In the records below, locate the line containing "Extract the structured"; output that line and every following line through the last, exactly.

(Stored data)
_ _ _ _ _ _ _

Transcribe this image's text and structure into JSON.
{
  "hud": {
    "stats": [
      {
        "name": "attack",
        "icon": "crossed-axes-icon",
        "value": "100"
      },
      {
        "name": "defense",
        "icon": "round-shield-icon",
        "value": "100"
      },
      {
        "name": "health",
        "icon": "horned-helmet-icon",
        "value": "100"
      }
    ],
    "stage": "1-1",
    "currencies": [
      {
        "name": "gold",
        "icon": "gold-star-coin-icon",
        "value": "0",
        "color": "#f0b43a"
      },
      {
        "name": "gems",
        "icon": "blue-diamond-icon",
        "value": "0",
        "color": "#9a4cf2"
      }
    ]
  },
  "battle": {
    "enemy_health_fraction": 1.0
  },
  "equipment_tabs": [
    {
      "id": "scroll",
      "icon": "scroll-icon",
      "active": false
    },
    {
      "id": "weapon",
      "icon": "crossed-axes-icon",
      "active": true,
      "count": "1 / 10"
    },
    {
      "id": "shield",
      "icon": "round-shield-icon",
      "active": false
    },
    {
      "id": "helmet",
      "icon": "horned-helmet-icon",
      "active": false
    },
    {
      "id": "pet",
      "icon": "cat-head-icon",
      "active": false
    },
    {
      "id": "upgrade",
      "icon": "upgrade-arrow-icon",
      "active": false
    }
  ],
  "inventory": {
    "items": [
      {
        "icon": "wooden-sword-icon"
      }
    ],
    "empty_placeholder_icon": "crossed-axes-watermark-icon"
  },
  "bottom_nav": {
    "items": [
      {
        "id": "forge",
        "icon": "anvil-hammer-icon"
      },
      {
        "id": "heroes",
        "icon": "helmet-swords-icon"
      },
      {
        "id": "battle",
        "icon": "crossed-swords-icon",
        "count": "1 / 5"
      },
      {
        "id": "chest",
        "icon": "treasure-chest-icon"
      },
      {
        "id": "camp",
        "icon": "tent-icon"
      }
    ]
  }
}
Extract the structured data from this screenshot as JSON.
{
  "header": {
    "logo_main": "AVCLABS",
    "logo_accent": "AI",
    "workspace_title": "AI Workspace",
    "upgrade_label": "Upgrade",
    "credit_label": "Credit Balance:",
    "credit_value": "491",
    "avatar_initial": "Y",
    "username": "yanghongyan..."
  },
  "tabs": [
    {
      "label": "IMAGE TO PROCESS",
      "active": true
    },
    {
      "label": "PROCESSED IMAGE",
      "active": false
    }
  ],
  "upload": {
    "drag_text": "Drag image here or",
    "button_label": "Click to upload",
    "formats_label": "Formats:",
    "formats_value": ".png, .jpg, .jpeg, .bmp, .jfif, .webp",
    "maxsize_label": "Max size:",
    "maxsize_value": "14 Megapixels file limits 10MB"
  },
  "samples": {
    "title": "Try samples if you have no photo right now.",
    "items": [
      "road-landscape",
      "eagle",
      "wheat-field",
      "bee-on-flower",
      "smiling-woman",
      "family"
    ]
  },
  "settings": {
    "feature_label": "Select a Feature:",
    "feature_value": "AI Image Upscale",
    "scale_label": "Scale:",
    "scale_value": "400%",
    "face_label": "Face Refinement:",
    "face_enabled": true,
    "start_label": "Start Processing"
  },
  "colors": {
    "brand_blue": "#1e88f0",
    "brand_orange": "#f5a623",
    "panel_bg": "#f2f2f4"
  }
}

_ _ _ _ _ _ _

__Written solution__:
Extract the structured data from this screenshot as JSON.
{
  "header": {
    "logo_main": "AVCLABS",
    "logo_accent": "AI",
    "workspace_title": "AI Workspace",
    "upgrade_label": "Upgrade",
    "credit_label": "Credit Balance:",
    "credit_value": "491",
    "avatar_initial": "Y",
    "username": "yanghongyan..."
  },
  "tabs": [
    {
      "label": "IMAGE TO PROCESS",
      "active": true
    },
    {
      "label": "PROCESSED IMAGE",
      "active": false
    }
  ],
  "upload": {
    "drag_text": "Drag image here or",
    "button_label": "Click to upload",
    "formats_label": "Formats:",
    "formats_value": ".png, .jpg, .jpeg, .bmp, .jfif, .webp",
    "maxsize_label": "Max size:",
    "maxsize_value": "14 Megapixels file limits 10MB"
  },
  "samples": {
    "title": "Try samples if you have no photo right now.",
    "items": [
      "road-landscape",
      "eagle",
      "wheat-field",
      "bee-on-flower",
      "smiling-woman",
      "family"
    ]
  },
  "settings": {
    "feature_label": "Select a Feature:",
    "feature_value": "AI Image Upscale",
    "scale_label": "Scale:",
    "scale_value": "400%",
    "face_label": "Face Refinement:",
    "face_enabled": true,
    "start_label": "Start Processing"
  },
  "colors": {
    "brand_blue": "#1e88f0",
    "brand_orange": "#f5a623",
    "panel_bg": "#f2f2f4"
  }
}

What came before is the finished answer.